■ GOAL OF THE EXERCISE ■
Select the lines that contain "case" and copy each of them.

■ STORED DATA ■

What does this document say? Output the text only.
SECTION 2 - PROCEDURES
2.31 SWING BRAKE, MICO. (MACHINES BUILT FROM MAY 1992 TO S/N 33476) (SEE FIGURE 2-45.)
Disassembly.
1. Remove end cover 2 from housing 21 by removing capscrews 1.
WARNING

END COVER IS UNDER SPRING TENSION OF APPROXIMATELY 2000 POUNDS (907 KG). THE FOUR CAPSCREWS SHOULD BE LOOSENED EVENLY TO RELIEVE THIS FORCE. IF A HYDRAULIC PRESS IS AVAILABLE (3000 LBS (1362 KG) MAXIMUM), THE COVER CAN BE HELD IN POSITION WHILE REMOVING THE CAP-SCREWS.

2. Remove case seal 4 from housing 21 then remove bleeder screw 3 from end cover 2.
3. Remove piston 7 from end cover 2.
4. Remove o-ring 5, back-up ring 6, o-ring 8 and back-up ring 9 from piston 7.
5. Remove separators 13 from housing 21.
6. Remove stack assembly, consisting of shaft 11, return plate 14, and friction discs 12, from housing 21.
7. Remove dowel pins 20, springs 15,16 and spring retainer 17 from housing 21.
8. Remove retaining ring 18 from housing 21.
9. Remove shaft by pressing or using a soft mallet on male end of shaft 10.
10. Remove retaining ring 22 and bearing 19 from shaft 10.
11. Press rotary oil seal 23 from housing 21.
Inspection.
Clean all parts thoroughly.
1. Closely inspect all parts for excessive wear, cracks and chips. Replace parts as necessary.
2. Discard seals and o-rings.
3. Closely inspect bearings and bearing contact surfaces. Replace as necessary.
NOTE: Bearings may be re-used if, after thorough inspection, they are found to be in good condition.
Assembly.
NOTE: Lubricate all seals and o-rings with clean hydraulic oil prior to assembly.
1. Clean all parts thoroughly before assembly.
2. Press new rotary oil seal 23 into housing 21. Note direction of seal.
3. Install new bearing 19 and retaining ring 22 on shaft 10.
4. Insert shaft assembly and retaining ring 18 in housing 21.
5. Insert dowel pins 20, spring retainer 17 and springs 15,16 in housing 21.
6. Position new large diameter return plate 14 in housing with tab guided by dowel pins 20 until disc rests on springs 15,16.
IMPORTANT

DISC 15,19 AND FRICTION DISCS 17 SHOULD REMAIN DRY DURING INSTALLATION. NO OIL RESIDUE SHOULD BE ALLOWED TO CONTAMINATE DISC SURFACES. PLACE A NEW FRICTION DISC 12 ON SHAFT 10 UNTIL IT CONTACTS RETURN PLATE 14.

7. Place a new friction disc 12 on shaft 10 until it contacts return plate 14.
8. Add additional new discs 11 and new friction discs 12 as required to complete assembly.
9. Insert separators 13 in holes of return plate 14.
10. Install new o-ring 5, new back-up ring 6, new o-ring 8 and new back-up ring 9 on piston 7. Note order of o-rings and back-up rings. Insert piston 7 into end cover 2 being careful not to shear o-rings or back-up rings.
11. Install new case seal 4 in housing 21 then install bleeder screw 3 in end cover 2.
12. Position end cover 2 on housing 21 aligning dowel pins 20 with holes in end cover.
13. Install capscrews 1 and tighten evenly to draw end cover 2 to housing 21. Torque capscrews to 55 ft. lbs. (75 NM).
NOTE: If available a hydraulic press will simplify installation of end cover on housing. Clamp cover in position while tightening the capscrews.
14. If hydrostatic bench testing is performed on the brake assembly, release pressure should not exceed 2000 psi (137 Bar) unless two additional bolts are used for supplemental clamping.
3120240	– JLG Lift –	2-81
...
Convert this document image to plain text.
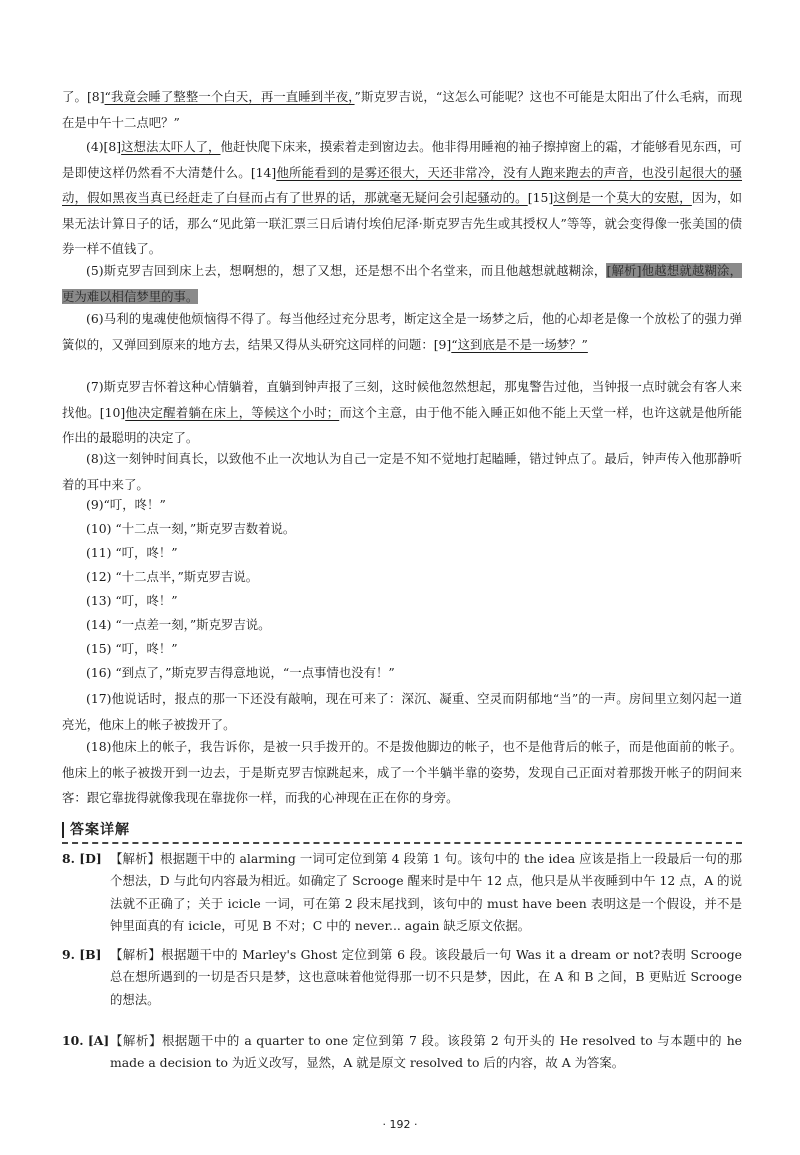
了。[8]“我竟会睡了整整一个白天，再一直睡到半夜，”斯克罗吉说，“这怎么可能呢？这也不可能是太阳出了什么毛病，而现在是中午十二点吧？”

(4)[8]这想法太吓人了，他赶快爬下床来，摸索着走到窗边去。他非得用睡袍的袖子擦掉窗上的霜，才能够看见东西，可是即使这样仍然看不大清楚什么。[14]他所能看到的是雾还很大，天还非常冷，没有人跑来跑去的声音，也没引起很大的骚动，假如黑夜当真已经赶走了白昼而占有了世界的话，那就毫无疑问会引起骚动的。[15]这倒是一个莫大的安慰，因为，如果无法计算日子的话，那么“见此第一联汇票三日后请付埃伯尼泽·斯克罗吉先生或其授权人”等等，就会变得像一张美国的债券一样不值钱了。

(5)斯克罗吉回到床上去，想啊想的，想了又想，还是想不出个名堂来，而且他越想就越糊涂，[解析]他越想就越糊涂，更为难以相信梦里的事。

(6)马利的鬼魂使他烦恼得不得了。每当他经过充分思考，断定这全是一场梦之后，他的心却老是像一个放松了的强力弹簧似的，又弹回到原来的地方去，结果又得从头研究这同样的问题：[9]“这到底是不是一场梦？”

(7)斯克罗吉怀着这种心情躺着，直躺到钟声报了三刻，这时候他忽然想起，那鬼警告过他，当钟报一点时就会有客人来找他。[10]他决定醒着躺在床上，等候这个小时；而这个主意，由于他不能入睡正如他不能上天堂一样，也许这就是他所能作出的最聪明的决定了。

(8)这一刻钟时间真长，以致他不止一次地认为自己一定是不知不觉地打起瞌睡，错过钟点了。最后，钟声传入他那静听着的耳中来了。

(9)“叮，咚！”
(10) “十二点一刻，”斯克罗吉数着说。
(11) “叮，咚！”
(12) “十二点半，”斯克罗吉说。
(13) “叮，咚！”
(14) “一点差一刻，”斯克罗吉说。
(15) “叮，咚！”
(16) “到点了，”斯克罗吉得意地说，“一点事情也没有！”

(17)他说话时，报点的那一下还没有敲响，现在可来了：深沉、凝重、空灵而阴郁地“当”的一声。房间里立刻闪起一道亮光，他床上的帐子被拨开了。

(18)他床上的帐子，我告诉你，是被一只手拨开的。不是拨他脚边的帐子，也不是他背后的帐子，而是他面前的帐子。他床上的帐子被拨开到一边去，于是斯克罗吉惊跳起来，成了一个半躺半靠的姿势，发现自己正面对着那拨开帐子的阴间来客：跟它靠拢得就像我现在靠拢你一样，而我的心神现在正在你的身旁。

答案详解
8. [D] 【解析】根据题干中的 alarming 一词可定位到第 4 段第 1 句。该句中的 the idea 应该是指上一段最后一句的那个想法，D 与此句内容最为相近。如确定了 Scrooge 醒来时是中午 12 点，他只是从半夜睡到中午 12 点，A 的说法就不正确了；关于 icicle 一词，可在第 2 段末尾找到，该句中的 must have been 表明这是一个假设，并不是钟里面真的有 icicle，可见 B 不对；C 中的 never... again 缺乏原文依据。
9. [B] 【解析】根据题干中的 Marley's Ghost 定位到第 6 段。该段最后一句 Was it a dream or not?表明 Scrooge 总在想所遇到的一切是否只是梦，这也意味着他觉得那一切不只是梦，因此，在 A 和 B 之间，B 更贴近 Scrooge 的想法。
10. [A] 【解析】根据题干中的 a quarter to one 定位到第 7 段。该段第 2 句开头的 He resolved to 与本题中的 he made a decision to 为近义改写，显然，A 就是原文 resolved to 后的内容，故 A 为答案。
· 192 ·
...
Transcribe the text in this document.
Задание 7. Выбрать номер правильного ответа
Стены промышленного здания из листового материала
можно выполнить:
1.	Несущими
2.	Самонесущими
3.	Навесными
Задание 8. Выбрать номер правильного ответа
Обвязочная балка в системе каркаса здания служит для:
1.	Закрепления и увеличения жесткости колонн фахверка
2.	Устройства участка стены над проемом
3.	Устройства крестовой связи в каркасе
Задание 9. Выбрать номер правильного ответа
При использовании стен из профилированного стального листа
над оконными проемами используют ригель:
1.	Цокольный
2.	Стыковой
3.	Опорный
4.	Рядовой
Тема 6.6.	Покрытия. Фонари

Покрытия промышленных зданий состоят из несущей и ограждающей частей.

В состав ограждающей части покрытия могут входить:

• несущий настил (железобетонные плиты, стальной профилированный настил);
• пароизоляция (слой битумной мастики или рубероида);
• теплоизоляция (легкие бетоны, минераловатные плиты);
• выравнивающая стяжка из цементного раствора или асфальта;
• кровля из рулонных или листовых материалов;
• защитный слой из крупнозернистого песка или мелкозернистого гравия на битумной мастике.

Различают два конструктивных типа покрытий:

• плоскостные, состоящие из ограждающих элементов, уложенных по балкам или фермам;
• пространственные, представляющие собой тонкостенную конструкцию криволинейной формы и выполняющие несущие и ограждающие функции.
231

■ WRITTEN SOLUTION ■
2. Remove case seal 4 from housing 21 then remove bleeder screw 3 from end cover 2.
11. Install new case seal 4 in housing 21 then install bleeder screw 3 in end cover 2.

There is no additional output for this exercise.